What the exercise asks:
Each line below should be quoted exactly, please.

Records shown:
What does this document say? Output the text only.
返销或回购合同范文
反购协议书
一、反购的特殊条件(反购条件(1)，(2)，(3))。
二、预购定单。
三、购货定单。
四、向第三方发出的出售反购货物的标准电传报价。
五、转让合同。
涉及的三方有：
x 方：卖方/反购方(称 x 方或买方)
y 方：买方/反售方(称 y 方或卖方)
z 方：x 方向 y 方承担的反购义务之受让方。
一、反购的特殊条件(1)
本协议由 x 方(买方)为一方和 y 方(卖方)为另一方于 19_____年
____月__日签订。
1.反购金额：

Worked answer:
What does this document say? Output the text only.
返销或回购合同范文
反购协议书
一、反购的特殊条件(反购条件(1)，(2)，(3))。
二、预购定单。
三、购货定单。
四、向第三方发出的出售反购货物的标准电传报价。
五、转让合同。
涉及的三方有：
x 方：卖方/反购方(称 x 方或买方)
y 方：买方/反售方(称 y 方或卖方)
z 方：x 方向 y 方承担的反购义务之受让方。
一、反购的特殊条件(1)
本协议由 x 方(买方)为一方和 y 方(卖方)为另一方于 19_____年
____月__日签订。
1.反购金额：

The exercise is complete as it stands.